Find every line in the records below that contains the word "Output", and copy each such line.
----- STORED DATA -----
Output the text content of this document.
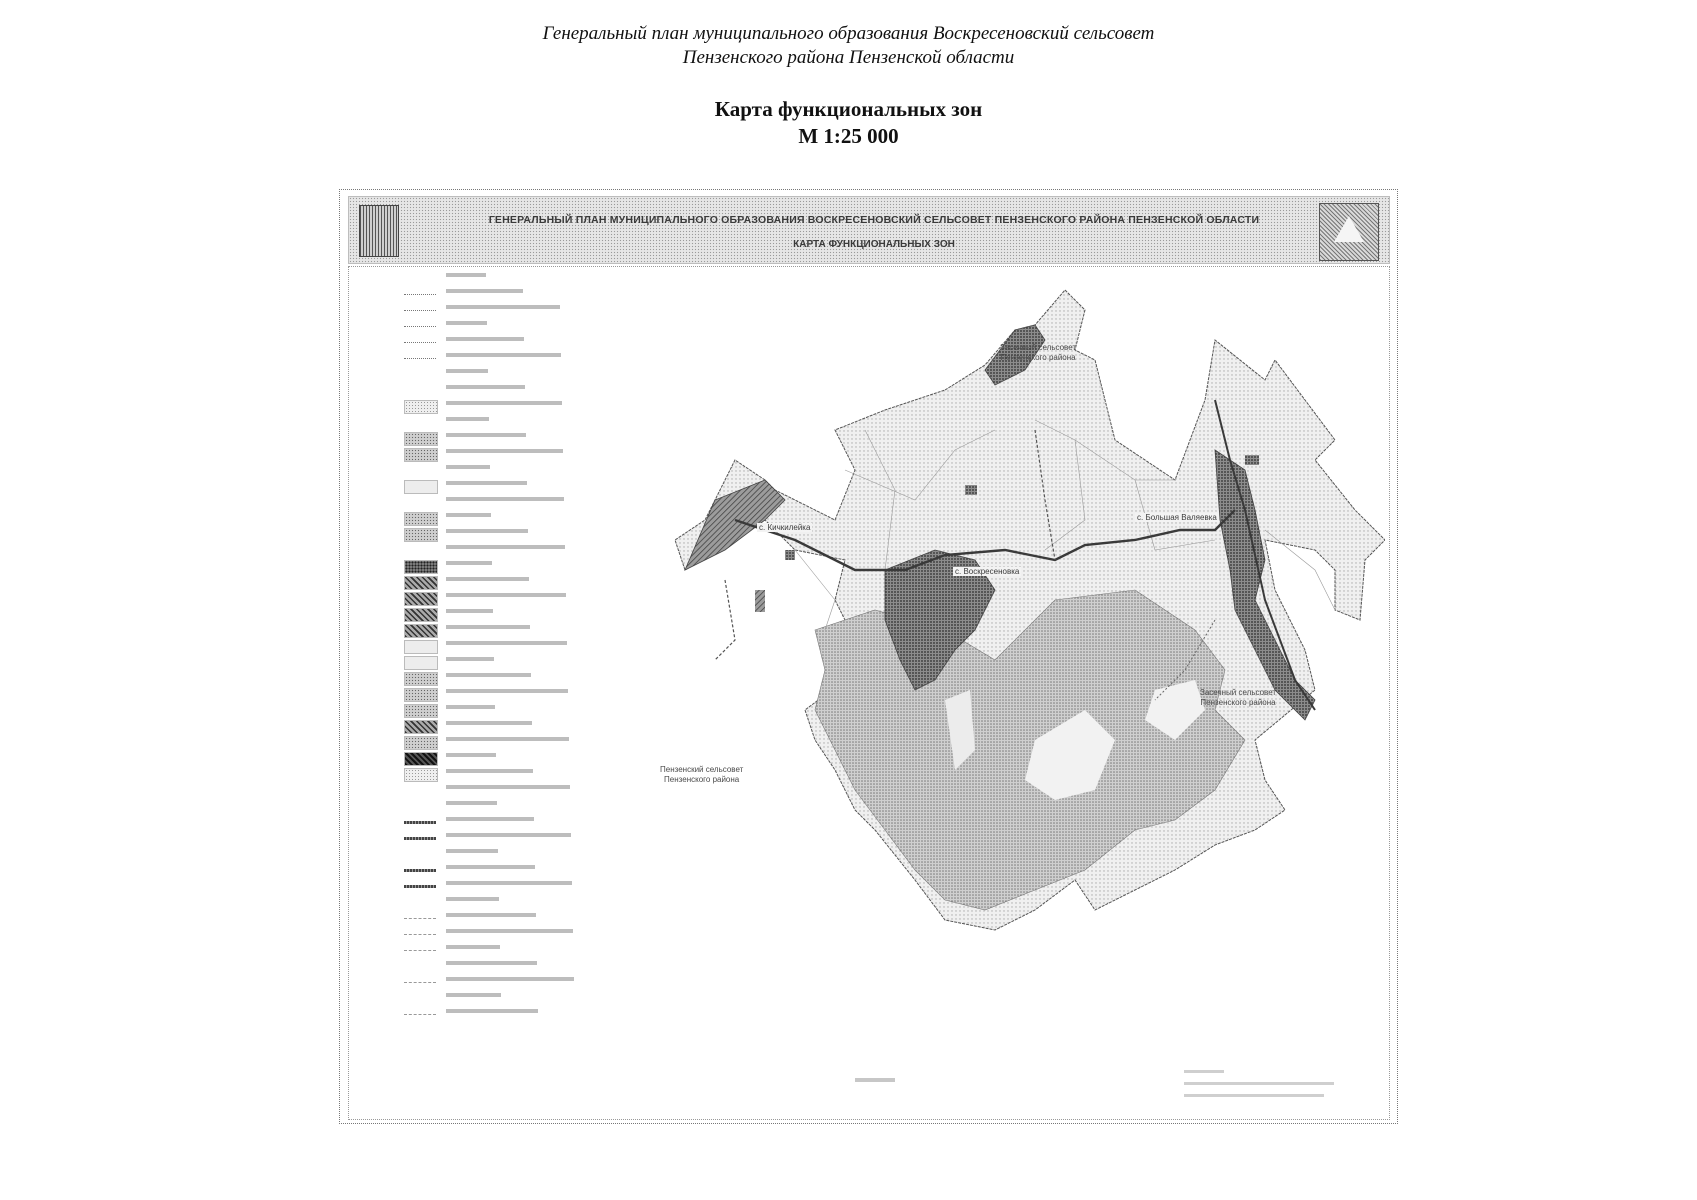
Генеральный план муниципального образования Воскресеновский сельсовет
Пензенского района Пензенской области
Карта функциональных зон
М 1:25 000
ГЕНЕРАЛЬНЫЙ ПЛАН МУНИЦИПАЛЬНОГО ОБРАЗОВАНИЯ ВОСКРЕСЕНОВСКИЙ СЕЛЬСОВЕТ ПЕНЗЕНСКОГО РАЙОНА ПЕНЗЕНСКОЙ ОБЛАСТИ
КАРТА ФУНКЦИОНАЛЬНЫХ ЗОН
Засечный сельсовет
Пензенского района
Засечный сельсовет
Пензенского района
Пензенский сельсовет
Пензенского района
с. Воскресеновка
с. Большая Валяевка
с. Кичкилейка
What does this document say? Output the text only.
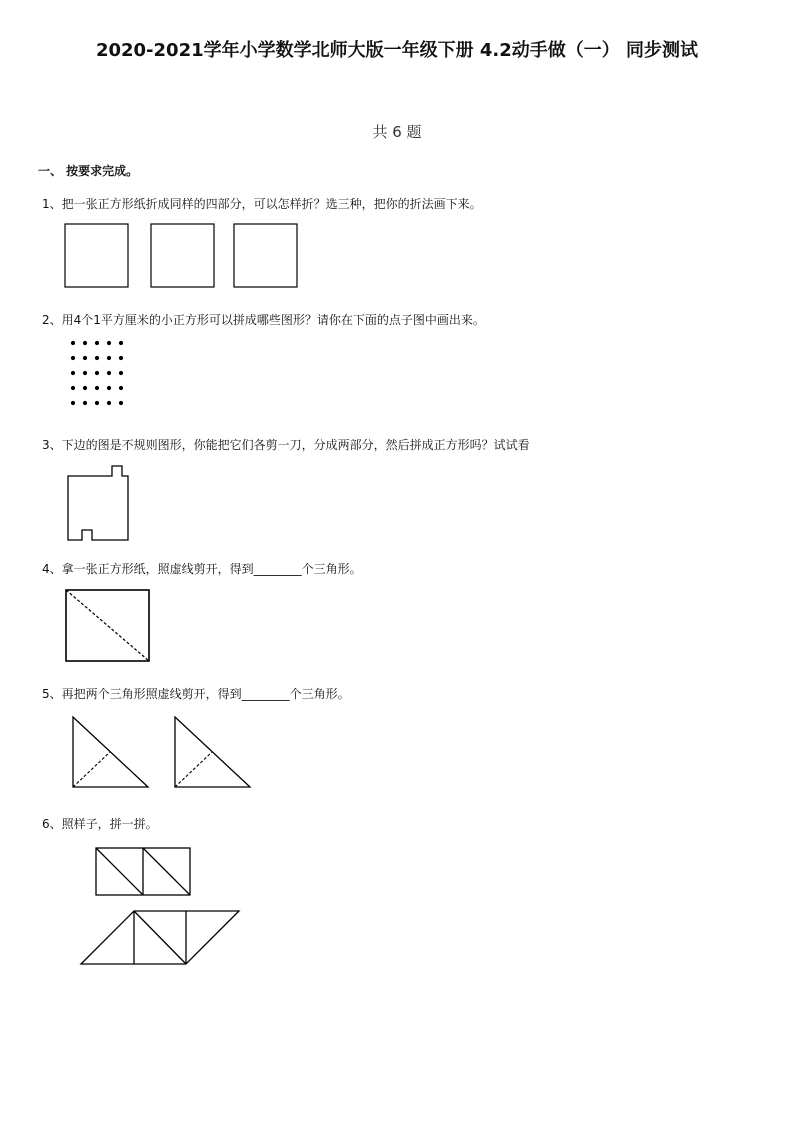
2020-2021学年小学数学北师大版一年级下册 4.2动手做（一） 同步测试
共 6 题
一、 按要求完成。
1、把一张正方形纸折成同样的四部分，可以怎样折？选三种，把你的折法画下来。
2、用4个1平方厘米的小正方形可以拼成哪些图形？请你在下面的点子图中画出来。
3、下边的图是不规则图形，你能把它们各剪一刀，分成两部分，然后拼成正方形吗？试试看
4、拿一张正方形纸，照虚线剪开，得到________个三角形。
5、再把两个三角形照虚线剪开，得到________个三角形。
6、照样子，拼一拼。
-----
**THE COMPLETED TASK:**
Output the text content of this document.
What does this document say? Output the text only.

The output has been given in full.